[Requirements]: Find the lines of data that contain the string "title", then list them.

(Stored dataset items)
-.-.-
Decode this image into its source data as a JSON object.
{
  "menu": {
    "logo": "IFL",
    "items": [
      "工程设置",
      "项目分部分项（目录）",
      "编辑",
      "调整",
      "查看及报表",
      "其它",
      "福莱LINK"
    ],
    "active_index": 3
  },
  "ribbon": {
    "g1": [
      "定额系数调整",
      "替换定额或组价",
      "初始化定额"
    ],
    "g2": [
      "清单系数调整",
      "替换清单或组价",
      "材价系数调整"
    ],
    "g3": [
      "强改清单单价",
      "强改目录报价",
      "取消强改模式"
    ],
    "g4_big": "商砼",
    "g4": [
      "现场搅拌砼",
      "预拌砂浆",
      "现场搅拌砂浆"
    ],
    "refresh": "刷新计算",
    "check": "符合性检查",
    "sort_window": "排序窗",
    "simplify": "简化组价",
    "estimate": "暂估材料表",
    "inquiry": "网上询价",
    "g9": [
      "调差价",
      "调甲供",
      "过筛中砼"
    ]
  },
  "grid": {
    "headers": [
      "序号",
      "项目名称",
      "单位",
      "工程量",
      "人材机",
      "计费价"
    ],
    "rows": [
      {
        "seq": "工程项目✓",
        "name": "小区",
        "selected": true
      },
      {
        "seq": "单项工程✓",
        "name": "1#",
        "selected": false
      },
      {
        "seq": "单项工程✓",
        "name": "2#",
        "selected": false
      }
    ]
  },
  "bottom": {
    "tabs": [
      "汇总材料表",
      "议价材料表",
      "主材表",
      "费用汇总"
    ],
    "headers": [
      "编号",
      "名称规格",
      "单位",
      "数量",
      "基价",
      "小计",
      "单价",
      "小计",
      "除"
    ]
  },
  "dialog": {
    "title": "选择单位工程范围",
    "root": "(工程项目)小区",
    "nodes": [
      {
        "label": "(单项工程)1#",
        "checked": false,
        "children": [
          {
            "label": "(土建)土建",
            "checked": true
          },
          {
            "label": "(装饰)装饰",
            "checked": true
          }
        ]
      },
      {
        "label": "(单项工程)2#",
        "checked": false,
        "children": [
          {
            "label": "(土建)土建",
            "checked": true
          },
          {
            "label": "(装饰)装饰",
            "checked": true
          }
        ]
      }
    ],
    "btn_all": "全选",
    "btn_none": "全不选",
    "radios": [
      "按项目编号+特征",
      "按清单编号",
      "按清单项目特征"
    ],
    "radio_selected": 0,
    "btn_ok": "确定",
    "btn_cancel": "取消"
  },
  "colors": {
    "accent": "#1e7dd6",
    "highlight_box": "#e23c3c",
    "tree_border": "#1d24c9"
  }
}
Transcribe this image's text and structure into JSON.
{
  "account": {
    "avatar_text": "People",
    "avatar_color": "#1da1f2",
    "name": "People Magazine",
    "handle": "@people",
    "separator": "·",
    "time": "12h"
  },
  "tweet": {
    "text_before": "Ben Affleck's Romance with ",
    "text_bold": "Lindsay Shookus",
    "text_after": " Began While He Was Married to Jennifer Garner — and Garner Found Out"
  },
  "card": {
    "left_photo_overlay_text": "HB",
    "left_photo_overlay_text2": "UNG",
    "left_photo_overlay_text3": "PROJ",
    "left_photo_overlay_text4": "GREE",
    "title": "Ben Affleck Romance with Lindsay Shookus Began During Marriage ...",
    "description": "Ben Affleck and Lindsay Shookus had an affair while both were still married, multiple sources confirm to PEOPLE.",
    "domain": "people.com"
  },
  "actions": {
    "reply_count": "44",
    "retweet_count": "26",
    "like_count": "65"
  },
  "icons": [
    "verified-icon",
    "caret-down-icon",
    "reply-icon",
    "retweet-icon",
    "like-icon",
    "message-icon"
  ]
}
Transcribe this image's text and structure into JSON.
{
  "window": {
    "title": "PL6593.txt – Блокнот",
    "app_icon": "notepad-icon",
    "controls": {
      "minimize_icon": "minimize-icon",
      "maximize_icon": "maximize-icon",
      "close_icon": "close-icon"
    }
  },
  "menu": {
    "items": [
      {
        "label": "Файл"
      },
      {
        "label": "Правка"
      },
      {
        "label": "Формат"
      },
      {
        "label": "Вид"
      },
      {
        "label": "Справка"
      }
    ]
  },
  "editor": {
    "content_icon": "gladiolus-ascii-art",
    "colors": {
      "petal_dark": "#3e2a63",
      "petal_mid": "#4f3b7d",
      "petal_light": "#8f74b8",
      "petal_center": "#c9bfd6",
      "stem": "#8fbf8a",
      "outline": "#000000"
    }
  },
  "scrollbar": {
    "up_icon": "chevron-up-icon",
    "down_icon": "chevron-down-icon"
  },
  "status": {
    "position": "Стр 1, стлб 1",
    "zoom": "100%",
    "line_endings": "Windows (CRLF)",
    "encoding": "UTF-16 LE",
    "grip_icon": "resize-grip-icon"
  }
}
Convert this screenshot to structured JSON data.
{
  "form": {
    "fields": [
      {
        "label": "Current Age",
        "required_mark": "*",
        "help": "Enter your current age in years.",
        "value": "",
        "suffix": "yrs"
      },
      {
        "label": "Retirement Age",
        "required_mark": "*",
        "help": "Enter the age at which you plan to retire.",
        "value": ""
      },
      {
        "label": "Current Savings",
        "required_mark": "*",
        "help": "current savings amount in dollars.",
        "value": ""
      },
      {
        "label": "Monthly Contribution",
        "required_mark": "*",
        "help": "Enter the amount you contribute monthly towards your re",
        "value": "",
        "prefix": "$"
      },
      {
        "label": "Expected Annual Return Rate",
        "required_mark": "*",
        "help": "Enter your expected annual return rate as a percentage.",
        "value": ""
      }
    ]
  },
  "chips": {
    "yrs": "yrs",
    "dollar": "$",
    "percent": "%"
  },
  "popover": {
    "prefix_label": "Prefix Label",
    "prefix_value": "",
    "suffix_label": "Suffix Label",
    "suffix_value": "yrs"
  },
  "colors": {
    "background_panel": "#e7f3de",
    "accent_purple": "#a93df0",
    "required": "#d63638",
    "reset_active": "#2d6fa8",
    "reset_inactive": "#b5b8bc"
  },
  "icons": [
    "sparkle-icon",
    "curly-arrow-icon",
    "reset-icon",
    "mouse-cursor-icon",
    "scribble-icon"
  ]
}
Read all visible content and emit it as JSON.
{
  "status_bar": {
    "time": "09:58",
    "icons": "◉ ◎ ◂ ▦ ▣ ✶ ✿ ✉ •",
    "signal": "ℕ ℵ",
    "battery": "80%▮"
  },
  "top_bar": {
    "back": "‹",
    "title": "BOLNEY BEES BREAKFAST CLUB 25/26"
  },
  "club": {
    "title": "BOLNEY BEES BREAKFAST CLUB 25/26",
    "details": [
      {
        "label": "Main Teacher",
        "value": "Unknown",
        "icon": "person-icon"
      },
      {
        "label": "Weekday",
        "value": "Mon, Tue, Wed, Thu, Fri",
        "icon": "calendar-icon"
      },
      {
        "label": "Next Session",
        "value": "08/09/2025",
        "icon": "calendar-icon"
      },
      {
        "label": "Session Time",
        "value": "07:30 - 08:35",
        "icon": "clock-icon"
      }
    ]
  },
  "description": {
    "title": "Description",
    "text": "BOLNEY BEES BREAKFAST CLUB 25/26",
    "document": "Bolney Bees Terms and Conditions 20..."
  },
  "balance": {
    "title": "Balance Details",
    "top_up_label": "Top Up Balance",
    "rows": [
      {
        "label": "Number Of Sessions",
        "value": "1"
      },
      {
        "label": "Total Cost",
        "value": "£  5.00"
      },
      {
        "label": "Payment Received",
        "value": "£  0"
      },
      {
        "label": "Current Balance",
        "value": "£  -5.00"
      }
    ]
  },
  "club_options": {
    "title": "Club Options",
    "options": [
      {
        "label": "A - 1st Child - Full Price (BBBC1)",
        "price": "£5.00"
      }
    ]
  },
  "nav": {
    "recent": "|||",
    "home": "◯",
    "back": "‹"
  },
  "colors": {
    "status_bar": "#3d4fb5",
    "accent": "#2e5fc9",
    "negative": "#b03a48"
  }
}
-.-.-
[Solution to this exercise]:
    "title": "选择单位工程范围",
    "title": "Ben Affleck Romance with Lindsay Shookus Began During Marriage ...",
    "title": "PL6593.txt – Блокнот",
    "title": "BOLNEY BEES BREAKFAST CLUB 25/26"
    "title": "BOLNEY BEES BREAKFAST CLUB 25/26",
    "title": "Description",
    "title": "Balance Details",
    "title": "Club Options",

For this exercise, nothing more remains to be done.